• [AIM OF THE EXERCISE]:
Copy all records verbatim.

══ DATASET CONTENT ══

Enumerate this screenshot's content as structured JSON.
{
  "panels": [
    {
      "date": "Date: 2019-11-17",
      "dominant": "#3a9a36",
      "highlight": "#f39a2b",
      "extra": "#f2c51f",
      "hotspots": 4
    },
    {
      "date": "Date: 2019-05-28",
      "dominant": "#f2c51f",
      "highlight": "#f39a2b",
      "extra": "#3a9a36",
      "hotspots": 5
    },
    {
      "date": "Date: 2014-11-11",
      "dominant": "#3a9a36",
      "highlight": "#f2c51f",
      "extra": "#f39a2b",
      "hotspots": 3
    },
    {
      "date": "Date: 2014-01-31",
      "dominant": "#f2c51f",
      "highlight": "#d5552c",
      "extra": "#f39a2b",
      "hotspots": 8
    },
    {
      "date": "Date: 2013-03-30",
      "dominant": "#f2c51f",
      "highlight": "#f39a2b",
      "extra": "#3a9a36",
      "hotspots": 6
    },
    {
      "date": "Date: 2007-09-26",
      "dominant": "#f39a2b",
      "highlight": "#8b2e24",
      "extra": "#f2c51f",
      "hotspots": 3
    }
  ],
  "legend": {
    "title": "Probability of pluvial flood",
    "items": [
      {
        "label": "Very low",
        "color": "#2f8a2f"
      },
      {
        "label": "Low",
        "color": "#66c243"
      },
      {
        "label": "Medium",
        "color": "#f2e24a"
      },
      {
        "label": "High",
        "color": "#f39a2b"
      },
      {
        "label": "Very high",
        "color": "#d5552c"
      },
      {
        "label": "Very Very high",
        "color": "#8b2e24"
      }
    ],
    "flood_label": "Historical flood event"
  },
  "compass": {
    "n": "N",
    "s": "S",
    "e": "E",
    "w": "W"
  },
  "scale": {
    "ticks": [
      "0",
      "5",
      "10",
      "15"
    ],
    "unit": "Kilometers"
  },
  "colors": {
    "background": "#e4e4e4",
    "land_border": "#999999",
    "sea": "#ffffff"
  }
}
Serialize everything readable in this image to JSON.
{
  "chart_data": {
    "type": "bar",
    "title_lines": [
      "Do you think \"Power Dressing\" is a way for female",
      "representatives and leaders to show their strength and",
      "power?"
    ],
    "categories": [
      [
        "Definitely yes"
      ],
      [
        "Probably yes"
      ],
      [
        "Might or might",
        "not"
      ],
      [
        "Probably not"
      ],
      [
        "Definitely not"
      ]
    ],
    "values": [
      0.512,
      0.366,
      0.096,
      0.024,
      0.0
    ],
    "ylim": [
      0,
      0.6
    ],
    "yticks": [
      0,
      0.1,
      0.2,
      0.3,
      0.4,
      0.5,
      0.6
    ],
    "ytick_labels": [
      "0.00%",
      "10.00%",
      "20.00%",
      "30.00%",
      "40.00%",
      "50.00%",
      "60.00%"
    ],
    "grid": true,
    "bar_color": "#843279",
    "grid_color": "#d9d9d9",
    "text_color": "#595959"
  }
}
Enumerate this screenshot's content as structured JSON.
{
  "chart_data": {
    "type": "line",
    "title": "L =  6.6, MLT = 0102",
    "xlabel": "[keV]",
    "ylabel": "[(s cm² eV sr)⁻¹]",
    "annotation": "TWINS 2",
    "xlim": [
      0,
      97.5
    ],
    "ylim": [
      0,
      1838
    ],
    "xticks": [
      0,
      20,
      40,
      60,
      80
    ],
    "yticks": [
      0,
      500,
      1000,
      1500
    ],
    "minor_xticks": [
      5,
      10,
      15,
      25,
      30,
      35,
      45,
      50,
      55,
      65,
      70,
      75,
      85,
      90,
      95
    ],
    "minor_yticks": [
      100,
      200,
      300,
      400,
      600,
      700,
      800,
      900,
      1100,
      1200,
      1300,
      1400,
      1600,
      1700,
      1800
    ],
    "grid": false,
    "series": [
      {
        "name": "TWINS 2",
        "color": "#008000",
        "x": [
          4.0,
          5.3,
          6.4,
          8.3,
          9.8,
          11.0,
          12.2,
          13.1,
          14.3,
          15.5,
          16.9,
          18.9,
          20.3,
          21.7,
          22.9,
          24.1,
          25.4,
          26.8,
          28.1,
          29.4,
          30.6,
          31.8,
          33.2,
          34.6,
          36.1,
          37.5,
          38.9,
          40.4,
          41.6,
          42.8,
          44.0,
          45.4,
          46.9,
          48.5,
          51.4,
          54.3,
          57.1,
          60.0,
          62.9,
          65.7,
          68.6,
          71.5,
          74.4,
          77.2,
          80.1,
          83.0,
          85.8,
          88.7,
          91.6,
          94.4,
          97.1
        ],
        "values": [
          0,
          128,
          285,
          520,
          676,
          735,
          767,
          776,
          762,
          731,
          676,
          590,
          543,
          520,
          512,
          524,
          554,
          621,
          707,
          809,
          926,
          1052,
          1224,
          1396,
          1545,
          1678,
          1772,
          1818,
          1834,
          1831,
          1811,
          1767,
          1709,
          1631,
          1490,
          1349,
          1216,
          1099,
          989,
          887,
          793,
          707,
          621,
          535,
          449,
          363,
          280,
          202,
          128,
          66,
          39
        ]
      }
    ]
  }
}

═══

• [ANSWER TO THIS EXERCISE]:
Enumerate this screenshot's content as structured JSON.
{
  "panels": [
    {
      "date": "Date: 2019-11-17",
      "dominant": "#3a9a36",
      "highlight": "#f39a2b",
      "extra": "#f2c51f",
      "hotspots": 4
    },
    {
      "date": "Date: 2019-05-28",
      "dominant": "#f2c51f",
      "highlight": "#f39a2b",
      "extra": "#3a9a36",
      "hotspots": 5
    },
    {
      "date": "Date: 2014-11-11",
      "dominant": "#3a9a36",
      "highlight": "#f2c51f",
      "extra": "#f39a2b",
      "hotspots": 3
    },
    {
      "date": "Date: 2014-01-31",
      "dominant": "#f2c51f",
      "highlight": "#d5552c",
      "extra": "#f39a2b",
      "hotspots": 8
    },
    {
      "date": "Date: 2013-03-30",
      "dominant": "#f2c51f",
      "highlight": "#f39a2b",
      "extra": "#3a9a36",
      "hotspots": 6
    },
    {
      "date": "Date: 2007-09-26",
      "dominant": "#f39a2b",
      "highlight": "#8b2e24",
      "extra": "#f2c51f",
      "hotspots": 3
    }
  ],
  "legend": {
    "title": "Probability of pluvial flood",
    "items": [
      {
        "label": "Very low",
        "color": "#2f8a2f"
      },
      {
        "label": "Low",
        "color": "#66c243"
      },
      {
        "label": "Medium",
        "color": "#f2e24a"
      },
      {
        "label": "High",
        "color": "#f39a2b"
      },
      {
        "label": "Very high",
        "color": "#d5552c"
      },
      {
        "label": "Very Very high",
        "color": "#8b2e24"
      }
    ],
    "flood_label": "Historical flood event"
  },
  "compass": {
    "n": "N",
    "s": "S",
    "e": "E",
    "w": "W"
  },
  "scale": {
    "ticks": [
      "0",
      "5",
      "10",
      "15"
    ],
    "unit": "Kilometers"
  },
  "colors": {
    "background": "#e4e4e4",
    "land_border": "#999999",
    "sea": "#ffffff"
  }
}
Serialize everything readable in this image to JSON.
{
  "chart_data": {
    "type": "bar",
    "title_lines": [
      "Do you think \"Power Dressing\" is a way for female",
      "representatives and leaders to show their strength and",
      "power?"
    ],
    "categories": [
      [
        "Definitely yes"
      ],
      [
        "Probably yes"
      ],
      [
        "Might or might",
        "not"
      ],
      [
        "Probably not"
      ],
      [
        "Definitely not"
      ]
    ],
    "values": [
      0.512,
      0.366,
      0.096,
      0.024,
      0.0
    ],
    "ylim": [
      0,
      0.6
    ],
    "yticks": [
      0,
      0.1,
      0.2,
      0.3,
      0.4,
      0.5,
      0.6
    ],
    "ytick_labels": [
      "0.00%",
      "10.00%",
      "20.00%",
      "30.00%",
      "40.00%",
      "50.00%",
      "60.00%"
    ],
    "grid": true,
    "bar_color": "#843279",
    "grid_color": "#d9d9d9",
    "text_color": "#595959"
  }
}
Enumerate this screenshot's content as structured JSON.
{
  "chart_data": {
    "type": "line",
    "title": "L =  6.6, MLT = 0102",
    "xlabel": "[keV]",
    "ylabel": "[(s cm² eV sr)⁻¹]",
    "annotation": "TWINS 2",
    "xlim": [
      0,
      97.5
    ],
    "ylim": [
      0,
      1838
    ],
    "xticks": [
      0,
      20,
      40,
      60,
      80
    ],
    "yticks": [
      0,
      500,
      1000,
      1500
    ],
    "minor_xticks": [
      5,
      10,
      15,
      25,
      30,
      35,
      45,
      50,
      55,
      65,
      70,
      75,
      85,
      90,
      95
    ],
    "minor_yticks": [
      100,
      200,
      300,
      400,
      600,
      700,
      800,
      900,
      1100,
      1200,
      1300,
      1400,
      1600,
      1700,
      1800
    ],
    "grid": false,
    "series": [
      {
        "name": "TWINS 2",
        "color": "#008000",
        "x": [
          4.0,
          5.3,
          6.4,
          8.3,
          9.8,
          11.0,
          12.2,
          13.1,
          14.3,
          15.5,
          16.9,
          18.9,
          20.3,
          21.7,
          22.9,
          24.1,
          25.4,
          26.8,
          28.1,
          29.4,
          30.6,
          31.8,
          33.2,
          34.6,
          36.1,
          37.5,
          38.9,
          40.4,
          41.6,
          42.8,
          44.0,
          45.4,
          46.9,
          48.5,
          51.4,
          54.3,
          57.1,
          60.0,
          62.9,
          65.7,
          68.6,
          71.5,
          74.4,
          77.2,
          80.1,
          83.0,
          85.8,
          88.7,
          91.6,
          94.4,
          97.1
        ],
        "values": [
          0,
          128,
          285,
          520,
          676,
          735,
          767,
          776,
          762,
          731,
          676,
          590,
          543,
          520,
          512,
          524,
          554,
          621,
          707,
          809,
          926,
          1052,
          1224,
          1396,
          1545,
          1678,
          1772,
          1818,
          1834,
          1831,
          1811,
          1767,
          1709,
          1631,
          1490,
          1349,
          1216,
          1099,
          989,
          887,
          793,
          707,
          621,
          535,
          449,
          363,
          280,
          202,
          128,
          66,
          39
        ]
      }
    ]
  }
}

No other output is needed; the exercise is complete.